> Instruction
In the copy, include every entry exactly but none of the images.

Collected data

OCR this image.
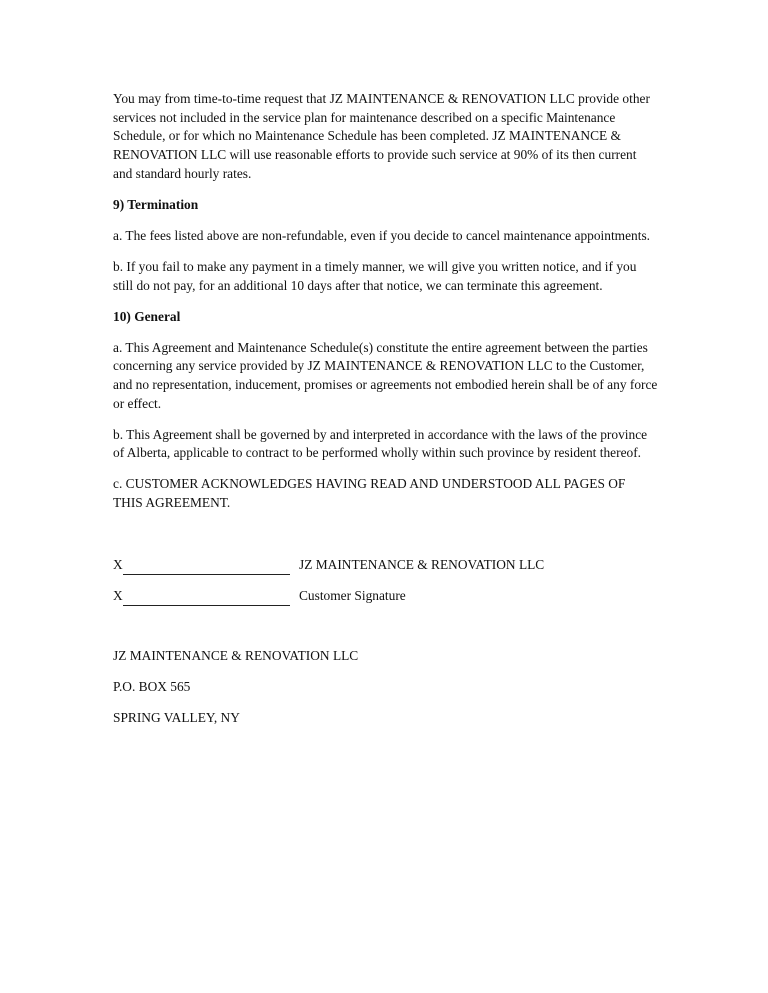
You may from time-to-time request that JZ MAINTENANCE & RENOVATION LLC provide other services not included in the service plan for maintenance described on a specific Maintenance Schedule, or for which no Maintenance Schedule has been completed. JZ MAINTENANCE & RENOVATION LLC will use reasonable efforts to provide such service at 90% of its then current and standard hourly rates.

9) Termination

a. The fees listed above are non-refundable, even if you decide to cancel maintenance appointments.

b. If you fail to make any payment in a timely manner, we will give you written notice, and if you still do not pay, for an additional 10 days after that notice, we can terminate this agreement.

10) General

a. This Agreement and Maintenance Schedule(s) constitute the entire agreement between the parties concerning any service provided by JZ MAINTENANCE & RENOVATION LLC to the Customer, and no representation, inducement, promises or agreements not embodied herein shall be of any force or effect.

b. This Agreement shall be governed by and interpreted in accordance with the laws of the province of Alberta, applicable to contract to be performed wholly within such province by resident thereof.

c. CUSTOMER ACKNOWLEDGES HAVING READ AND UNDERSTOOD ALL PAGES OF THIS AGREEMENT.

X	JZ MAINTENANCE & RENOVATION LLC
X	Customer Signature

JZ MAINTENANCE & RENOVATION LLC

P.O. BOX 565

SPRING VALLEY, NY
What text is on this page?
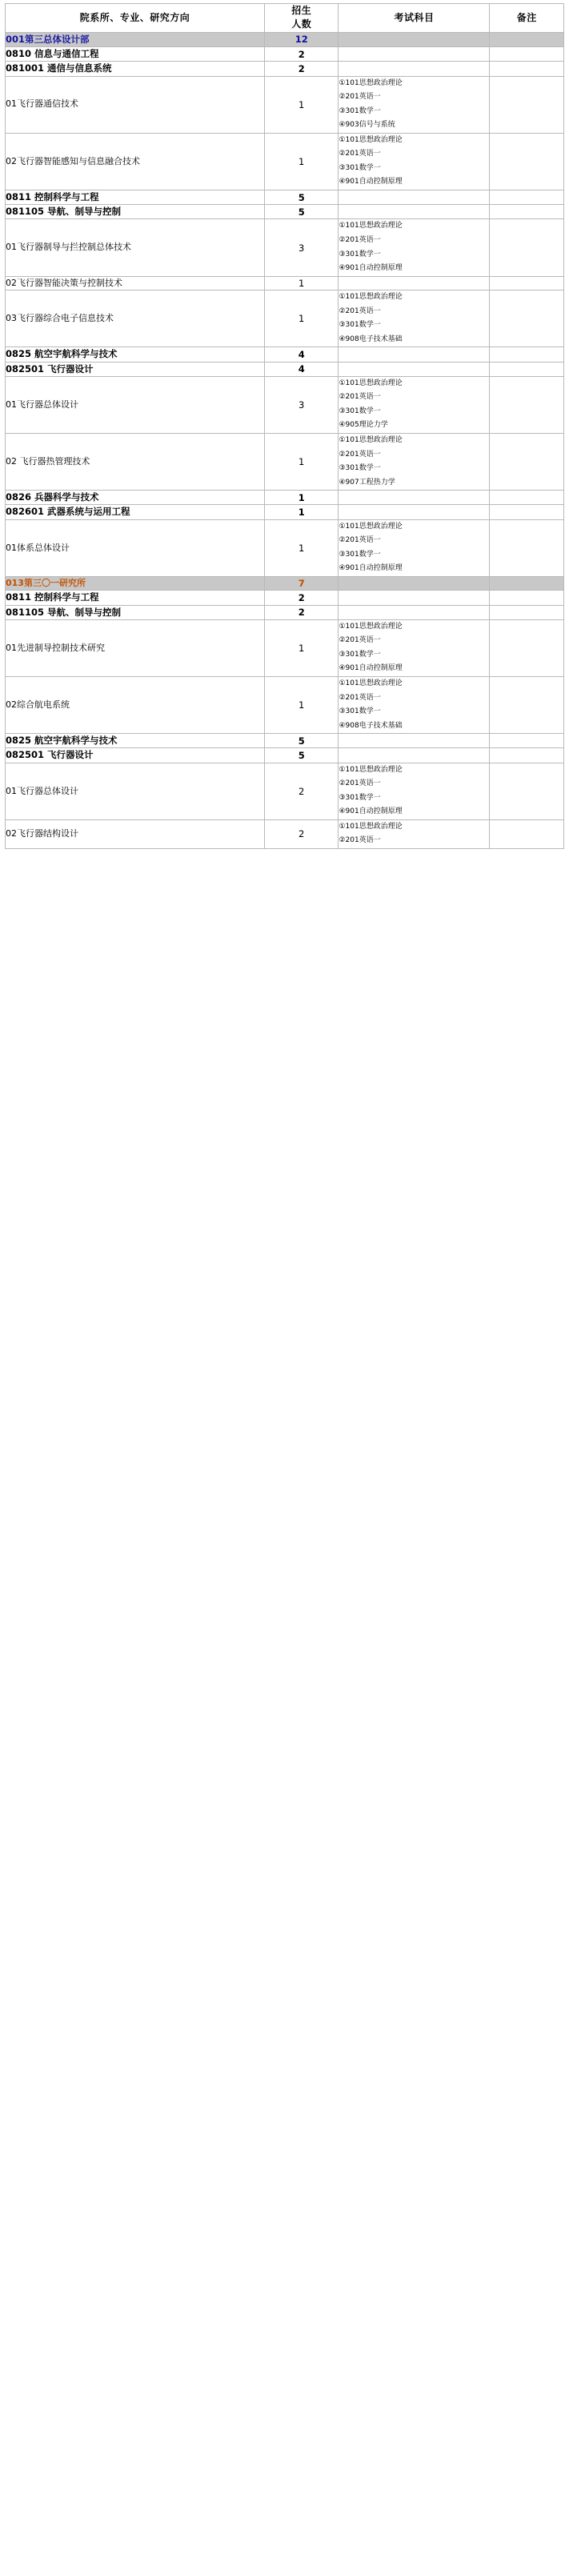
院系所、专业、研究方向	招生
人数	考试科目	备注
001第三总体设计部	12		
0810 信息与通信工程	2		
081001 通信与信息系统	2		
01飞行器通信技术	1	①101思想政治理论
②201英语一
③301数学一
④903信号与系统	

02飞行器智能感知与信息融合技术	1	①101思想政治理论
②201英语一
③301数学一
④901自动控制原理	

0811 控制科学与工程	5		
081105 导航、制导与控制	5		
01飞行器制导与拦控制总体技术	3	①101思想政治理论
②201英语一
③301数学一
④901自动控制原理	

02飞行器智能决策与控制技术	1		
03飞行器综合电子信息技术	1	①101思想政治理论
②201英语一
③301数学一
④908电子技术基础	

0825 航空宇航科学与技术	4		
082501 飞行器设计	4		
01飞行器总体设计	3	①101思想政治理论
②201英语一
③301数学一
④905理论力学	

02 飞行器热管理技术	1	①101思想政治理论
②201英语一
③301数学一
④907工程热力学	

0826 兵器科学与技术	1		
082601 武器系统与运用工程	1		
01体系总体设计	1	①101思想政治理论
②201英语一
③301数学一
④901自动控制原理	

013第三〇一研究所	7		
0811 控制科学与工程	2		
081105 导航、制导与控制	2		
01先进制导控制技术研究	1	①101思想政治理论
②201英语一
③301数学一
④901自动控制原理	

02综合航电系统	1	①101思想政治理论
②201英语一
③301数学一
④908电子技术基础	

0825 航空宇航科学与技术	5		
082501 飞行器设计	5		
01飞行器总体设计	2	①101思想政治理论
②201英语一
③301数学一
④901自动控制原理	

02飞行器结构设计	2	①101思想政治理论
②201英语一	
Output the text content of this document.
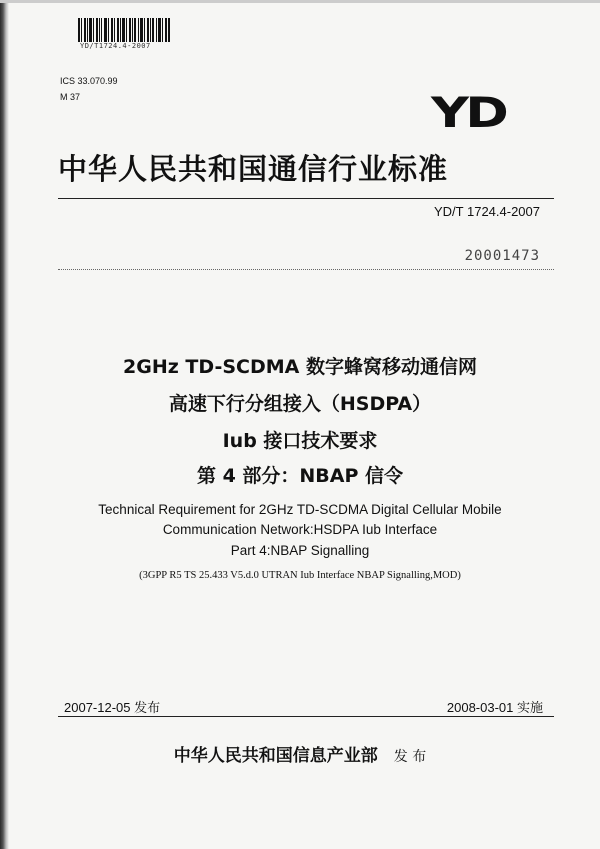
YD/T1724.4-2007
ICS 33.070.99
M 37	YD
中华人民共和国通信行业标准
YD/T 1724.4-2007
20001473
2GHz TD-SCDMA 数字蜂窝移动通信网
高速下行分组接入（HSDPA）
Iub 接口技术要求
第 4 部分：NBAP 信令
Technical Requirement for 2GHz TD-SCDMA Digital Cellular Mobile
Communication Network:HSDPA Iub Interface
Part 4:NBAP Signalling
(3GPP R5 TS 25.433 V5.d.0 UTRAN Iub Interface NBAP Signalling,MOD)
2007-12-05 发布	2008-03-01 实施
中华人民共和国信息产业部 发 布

> Answer in full
OCR this image.
You may from time-to-time request that JZ MAINTENANCE & RENOVATION LLC provide other services not included in the service plan for maintenance described on a specific Maintenance Schedule, or for which no Maintenance Schedule has been completed. JZ MAINTENANCE & RENOVATION LLC will use reasonable efforts to provide such service at 90% of its then current and standard hourly rates.

9) Termination

a. The fees listed above are non-refundable, even if you decide to cancel maintenance appointments.

b. If you fail to make any payment in a timely manner, we will give you written notice, and if you still do not pay, for an additional 10 days after that notice, we can terminate this agreement.

10) General

a. This Agreement and Maintenance Schedule(s) constitute the entire agreement between the parties concerning any service provided by JZ MAINTENANCE & RENOVATION LLC to the Customer, and no representation, inducement, promises or agreements not embodied herein shall be of any force or effect.

b. This Agreement shall be governed by and interpreted in accordance with the laws of the province of Alberta, applicable to contract to be performed wholly within such province by resident thereof.

c. CUSTOMER ACKNOWLEDGES HAVING READ AND UNDERSTOOD ALL PAGES OF THIS AGREEMENT.

X	JZ MAINTENANCE & RENOVATION LLC
X	Customer Signature

JZ MAINTENANCE & RENOVATION LLC

P.O. BOX 565

SPRING VALLEY, NY
What text is on this page?
院系所、专业、研究方向	招生
人数	考试科目	备注
001第三总体设计部	12		
0810 信息与通信工程	2		
081001 通信与信息系统	2		
01飞行器通信技术	1	①101思想政治理论
②201英语一
③301数学一
④903信号与系统	

02飞行器智能感知与信息融合技术	1	①101思想政治理论
②201英语一
③301数学一
④901自动控制原理	

0811 控制科学与工程	5		
081105 导航、制导与控制	5		
01飞行器制导与拦控制总体技术	3	①101思想政治理论
②201英语一
③301数学一
④901自动控制原理	

02飞行器智能决策与控制技术	1		
03飞行器综合电子信息技术	1	①101思想政治理论
②201英语一
③301数学一
④908电子技术基础	

0825 航空宇航科学与技术	4		
082501 飞行器设计	4		
01飞行器总体设计	3	①101思想政治理论
②201英语一
③301数学一
④905理论力学	

02 飞行器热管理技术	1	①101思想政治理论
②201英语一
③301数学一
④907工程热力学	

0826 兵器科学与技术	1		
082601 武器系统与运用工程	1		
01体系总体设计	1	①101思想政治理论
②201英语一
③301数学一
④901自动控制原理	

013第三〇一研究所	7		
0811 控制科学与工程	2		
081105 导航、制导与控制	2		
01先进制导控制技术研究	1	①101思想政治理论
②201英语一
③301数学一
④901自动控制原理	

02综合航电系统	1	①101思想政治理论
②201英语一
③301数学一
④908电子技术基础	

0825 航空宇航科学与技术	5		
082501 飞行器设计	5		
01飞行器总体设计	2	①101思想政治理论
②201英语一
③301数学一
④901自动控制原理	

02飞行器结构设计	2	①101思想政治理论
②201英语一	
Output the text content of this document.
YD/T1724.4-2007
ICS 33.070.99
M 37	YD
中华人民共和国通信行业标准
YD/T 1724.4-2007
20001473
2GHz TD-SCDMA 数字蜂窝移动通信网
高速下行分组接入（HSDPA）
Iub 接口技术要求
第 4 部分：NBAP 信令
Technical Requirement for 2GHz TD-SCDMA Digital Cellular Mobile
Communication Network:HSDPA Iub Interface
Part 4:NBAP Signalling
(3GPP R5 TS 25.433 V5.d.0 UTRAN Iub Interface NBAP Signalling,MOD)
2007-12-05 发布	2008-03-01 实施
中华人民共和国信息产业部 发 布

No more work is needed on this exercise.